Exercise goal
Can you update the entries below by replacing "Testmodus aktiv" with "Test mode active" and leaving everything else unchanged? Omit the pictures from your answer.
>> START Dataset
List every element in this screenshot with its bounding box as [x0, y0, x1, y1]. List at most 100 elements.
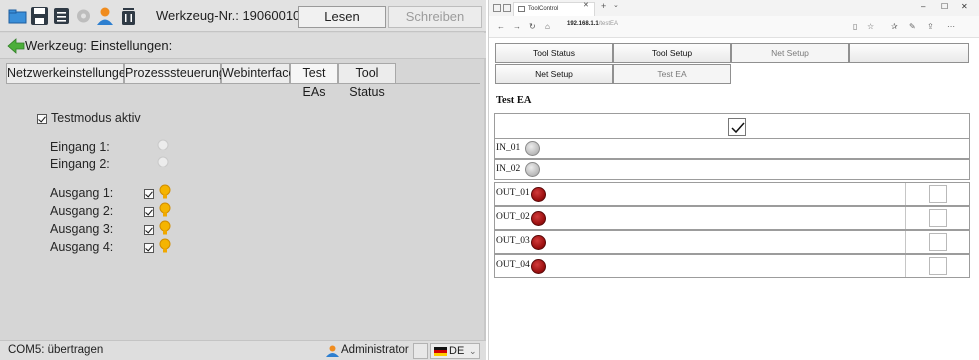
test-mode-checkbox[interactable] [37, 113, 47, 124]
tab-list-chevron-icon[interactable]: ⌄ [613, 1, 619, 9]
input-1-web-label: IN_01 [496, 143, 521, 153]
open-folder-icon[interactable] [8, 6, 27, 26]
tool-setup-button[interactable]: Tool Setup [613, 43, 731, 63]
output-1-web-checkbox[interactable] [929, 185, 947, 203]
browser-nav-bar: ← → ↻ ⌂ 192.168.1.1/testEA ▯ ☆ ✰ ✎ ⇪ ⋯ [489, 16, 979, 38]
test-mode-row: Testmodus aktiv [37, 111, 141, 125]
input-2-web-label: IN_02 [496, 164, 521, 174]
language-value: DE [449, 345, 465, 357]
output-4-checkbox[interactable] [144, 243, 154, 253]
favorites-icon[interactable]: ✰ [891, 22, 898, 31]
status-bar: COM5: übertragen Administrator DE ⌄ [0, 340, 486, 360]
output-3-cell [905, 231, 906, 253]
language-select[interactable]: DE ⌄ [430, 343, 480, 359]
output-1-led-icon [531, 187, 546, 202]
output-4-web-label: OUT_04 [496, 260, 530, 270]
pen-icon[interactable]: ✎ [909, 22, 916, 31]
connection-status: COM5: übertragen [8, 344, 104, 356]
section-title: Test EA [496, 95, 532, 106]
output-4-bulb-icon [159, 238, 171, 253]
trash-icon[interactable] [119, 6, 138, 26]
tab-web-interface[interactable]: Webinterface [221, 63, 295, 84]
more-menu-icon[interactable]: ⋯ [947, 22, 955, 31]
output-2-bulb-icon [159, 202, 171, 217]
output-2-web-checkbox[interactable] [929, 209, 947, 227]
browser-tab-bar: ToolControl ✕ + ⌄ – ☐ ✕ [489, 0, 979, 16]
back-arrow-icon[interactable] [7, 38, 25, 54]
output-2-led-icon [531, 211, 546, 226]
net-setup-button-disabled[interactable]: Net Setup [731, 43, 849, 63]
output-3-checkbox[interactable] [144, 225, 154, 235]
output-2-web-label: OUT_02 [496, 212, 530, 222]
input-1-led-icon [525, 141, 540, 156]
tool-config-app: Werkzeug-Nr.: 19060010 Lesen Schreiben W… [0, 0, 486, 360]
refresh-icon[interactable]: ↻ [529, 22, 536, 31]
tab-sets-icon[interactable] [503, 4, 511, 12]
test-mode-label: Testmodus aktiv [51, 111, 141, 125]
output-1-cell [905, 183, 906, 205]
output-2-cell [905, 207, 906, 229]
minimize-icon[interactable]: – [921, 2, 925, 11]
tool-status-button[interactable]: Tool Status [495, 43, 613, 63]
input-1-label: Eingang 1: [50, 140, 110, 154]
browser-window: ToolControl ✕ + ⌄ – ☐ ✕ ← → ↻ ⌂ 192.168.… [488, 0, 979, 360]
output-1-web-label: OUT_01 [496, 188, 530, 198]
share-icon[interactable]: ⇪ [927, 22, 934, 31]
maximize-icon[interactable]: ☐ [941, 2, 948, 11]
page-title: Werkzeug: Einstellungen: [25, 38, 173, 53]
tab-tool-status[interactable]: Tool Status [338, 63, 396, 99]
write-button[interactable]: Schreiben [388, 6, 482, 28]
output-4-label: Ausgang 4: [50, 240, 114, 254]
output-3-led-icon [531, 235, 546, 250]
home-icon[interactable]: ⌂ [545, 22, 550, 31]
url-path: /testEA [598, 21, 619, 27]
gear-icon[interactable] [74, 6, 93, 26]
forward-icon[interactable]: → [513, 22, 521, 31]
input-2-bulb-icon [157, 156, 169, 171]
log-icon[interactable] [413, 343, 428, 359]
output-row-2: OUT_02 [494, 206, 970, 230]
tab-network-settings[interactable]: Netzwerkeinstellungen [6, 63, 133, 84]
favorite-star-icon[interactable]: ☆ [867, 22, 874, 31]
output-2-checkbox[interactable] [144, 207, 154, 217]
user-role: Administrator [341, 344, 409, 356]
output-4-led-icon [531, 259, 546, 274]
test-ea-button[interactable]: Test EA [613, 64, 731, 84]
output-1-label: Ausgang 1: [50, 186, 114, 200]
read-button[interactable]: Lesen [298, 6, 386, 28]
test-mode-box [494, 113, 970, 139]
net-setup-button[interactable]: Net Setup [495, 64, 613, 84]
input-2-label: Eingang 2: [50, 157, 110, 171]
reading-view-icon[interactable]: ▯ [853, 22, 857, 31]
output-3-web-checkbox[interactable] [929, 233, 947, 251]
tab-actions-icon[interactable] [493, 4, 501, 12]
new-tab-icon[interactable]: + [601, 1, 606, 11]
output-2-label: Ausgang 2: [50, 204, 114, 218]
tab-process-control[interactable]: Prozesssteuerung [124, 63, 226, 84]
output-1-checkbox[interactable] [144, 189, 154, 199]
list-icon[interactable] [52, 6, 71, 26]
save-icon[interactable] [30, 6, 49, 26]
user-settings-icon[interactable] [96, 6, 115, 26]
output-1-bulb-icon [159, 184, 171, 199]
settings-header: Werkzeug: Einstellungen: [0, 33, 486, 59]
output-4-web-checkbox[interactable] [929, 257, 947, 275]
close-window-icon[interactable]: ✕ [961, 2, 968, 11]
chevron-down-icon: ⌄ [469, 346, 477, 356]
output-row-1: OUT_01 [494, 182, 970, 206]
toolbar: Werkzeug-Nr.: 19060010 Lesen Schreiben [0, 0, 486, 32]
test-mode-web-checkbox[interactable] [728, 118, 746, 136]
admin-user-icon [326, 345, 339, 357]
close-tab-icon[interactable]: ✕ [583, 1, 589, 9]
tool-number-label: Werkzeug-Nr.: 19060010 [156, 8, 301, 23]
tab-divider [6, 83, 480, 84]
address-bar[interactable]: 192.168.1.1/testEA [567, 21, 618, 27]
empty-nav-button[interactable] [849, 43, 969, 63]
back-icon[interactable]: ← [497, 22, 505, 31]
input-row-2: IN_02 [494, 159, 970, 180]
output-3-web-label: OUT_03 [496, 236, 530, 246]
browser-tab-title: ToolControl [528, 6, 559, 12]
output-row-3: OUT_03 [494, 230, 970, 254]
tab-test-eas[interactable]: Test EAs [290, 63, 338, 99]
input-row-1: IN_01 [494, 138, 970, 159]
>> END Dataset
Answer to the exercise
List every element in this screenshot with its bounding box as [x0, y0, x1, y1]. List at most 100 elements.
test-mode-checkbox[interactable] [37, 113, 47, 124]
tab-list-chevron-icon[interactable]: ⌄ [613, 1, 619, 9]
input-1-web-label: IN_01 [496, 143, 521, 153]
open-folder-icon[interactable] [8, 6, 27, 26]
tool-setup-button[interactable]: Tool Setup [613, 43, 731, 63]
output-1-web-checkbox[interactable] [929, 185, 947, 203]
browser-nav-bar: ← → ↻ ⌂ 192.168.1.1/testEA ▯ ☆ ✰ ✎ ⇪ ⋯ [489, 16, 979, 38]
test-mode-row: Test mode active [37, 111, 141, 125]
input-2-web-label: IN_02 [496, 164, 521, 174]
language-value: DE [449, 345, 465, 357]
output-4-checkbox[interactable] [144, 243, 154, 253]
favorites-icon[interactable]: ✰ [891, 22, 898, 31]
status-bar: COM5: übertragen Administrator DE ⌄ [0, 340, 486, 360]
output-3-cell [905, 231, 906, 253]
language-select[interactable]: DE ⌄ [430, 343, 480, 359]
output-1-led-icon [531, 187, 546, 202]
output-4-web-label: OUT_04 [496, 260, 530, 270]
pen-icon[interactable]: ✎ [909, 22, 916, 31]
connection-status: COM5: übertragen [8, 344, 104, 356]
section-title: Test EA [496, 95, 532, 106]
output-4-bulb-icon [159, 238, 171, 253]
trash-icon[interactable] [119, 6, 138, 26]
tab-web-interface[interactable]: Webinterface [221, 63, 295, 84]
more-menu-icon[interactable]: ⋯ [947, 22, 955, 31]
output-2-bulb-icon [159, 202, 171, 217]
output-2-web-checkbox[interactable] [929, 209, 947, 227]
browser-tab-bar: ToolControl ✕ + ⌄ – ☐ ✕ [489, 0, 979, 16]
back-arrow-icon[interactable] [7, 38, 25, 54]
output-2-led-icon [531, 211, 546, 226]
net-setup-button-disabled[interactable]: Net Setup [731, 43, 849, 63]
output-3-checkbox[interactable] [144, 225, 154, 235]
output-2-web-label: OUT_02 [496, 212, 530, 222]
input-1-led-icon [525, 141, 540, 156]
tool-config-app: Werkzeug-Nr.: 19060010 Lesen Schreiben W… [0, 0, 486, 360]
refresh-icon[interactable]: ↻ [529, 22, 536, 31]
tab-sets-icon[interactable] [503, 4, 511, 12]
test-mode-label: Test mode active [51, 111, 141, 125]
output-1-cell [905, 183, 906, 205]
output-2-cell [905, 207, 906, 229]
minimize-icon[interactable]: – [921, 2, 925, 11]
tool-status-button[interactable]: Tool Status [495, 43, 613, 63]
input-1-label: Eingang 1: [50, 140, 110, 154]
browser-window: ToolControl ✕ + ⌄ – ☐ ✕ ← → ↻ ⌂ 192.168.… [488, 0, 979, 360]
output-1-web-label: OUT_01 [496, 188, 530, 198]
share-icon[interactable]: ⇪ [927, 22, 934, 31]
maximize-icon[interactable]: ☐ [941, 2, 948, 11]
page-title: Werkzeug: Einstellungen: [25, 38, 173, 53]
tab-tool-status[interactable]: Tool Status [338, 63, 396, 99]
write-button[interactable]: Schreiben [388, 6, 482, 28]
output-4-label: Ausgang 4: [50, 240, 114, 254]
output-3-led-icon [531, 235, 546, 250]
home-icon[interactable]: ⌂ [545, 22, 550, 31]
url-path: /testEA [598, 21, 619, 27]
gear-icon[interactable] [74, 6, 93, 26]
forward-icon[interactable]: → [513, 22, 521, 31]
input-2-bulb-icon [157, 156, 169, 171]
log-icon[interactable] [413, 343, 428, 359]
output-row-2: OUT_02 [494, 206, 970, 230]
tab-network-settings[interactable]: Netzwerkeinstellungen [6, 63, 133, 84]
favorite-star-icon[interactable]: ☆ [867, 22, 874, 31]
output-2-checkbox[interactable] [144, 207, 154, 217]
user-role: Administrator [341, 344, 409, 356]
output-4-led-icon [531, 259, 546, 274]
test-ea-button[interactable]: Test EA [613, 64, 731, 84]
output-1-label: Ausgang 1: [50, 186, 114, 200]
read-button[interactable]: Lesen [298, 6, 386, 28]
test-mode-box [494, 113, 970, 139]
net-setup-button[interactable]: Net Setup [495, 64, 613, 84]
input-2-label: Eingang 2: [50, 157, 110, 171]
reading-view-icon[interactable]: ▯ [853, 22, 857, 31]
output-3-web-checkbox[interactable] [929, 233, 947, 251]
tab-actions-icon[interactable] [493, 4, 501, 12]
new-tab-icon[interactable]: + [601, 1, 606, 11]
output-2-label: Ausgang 2: [50, 204, 114, 218]
tab-process-control[interactable]: Prozesssteuerung [124, 63, 226, 84]
output-1-checkbox[interactable] [144, 189, 154, 199]
list-icon[interactable] [52, 6, 71, 26]
save-icon[interactable] [30, 6, 49, 26]
user-settings-icon[interactable] [96, 6, 115, 26]
output-1-bulb-icon [159, 184, 171, 199]
settings-header: Werkzeug: Einstellungen: [0, 33, 486, 59]
output-4-web-checkbox[interactable] [929, 257, 947, 275]
close-window-icon[interactable]: ✕ [961, 2, 968, 11]
chevron-down-icon: ⌄ [469, 346, 477, 356]
output-row-1: OUT_01 [494, 182, 970, 206]
toolbar: Werkzeug-Nr.: 19060010 Lesen Schreiben [0, 0, 486, 32]
test-mode-web-checkbox[interactable] [728, 118, 746, 136]
admin-user-icon [326, 345, 339, 357]
close-tab-icon[interactable]: ✕ [583, 1, 589, 9]
tool-number-label: Werkzeug-Nr.: 19060010 [156, 8, 301, 23]
tab-divider [6, 83, 480, 84]
address-bar[interactable]: 192.168.1.1/testEA [567, 21, 618, 27]
empty-nav-button[interactable] [849, 43, 969, 63]
back-icon[interactable]: ← [497, 22, 505, 31]
input-row-2: IN_02 [494, 159, 970, 180]
output-3-web-label: OUT_03 [496, 236, 530, 246]
browser-tab-title: ToolControl [528, 6, 559, 12]
output-row-3: OUT_03 [494, 230, 970, 254]
tab-test-eas[interactable]: Test EAs [290, 63, 338, 99]
input-row-1: IN_01 [494, 138, 970, 159]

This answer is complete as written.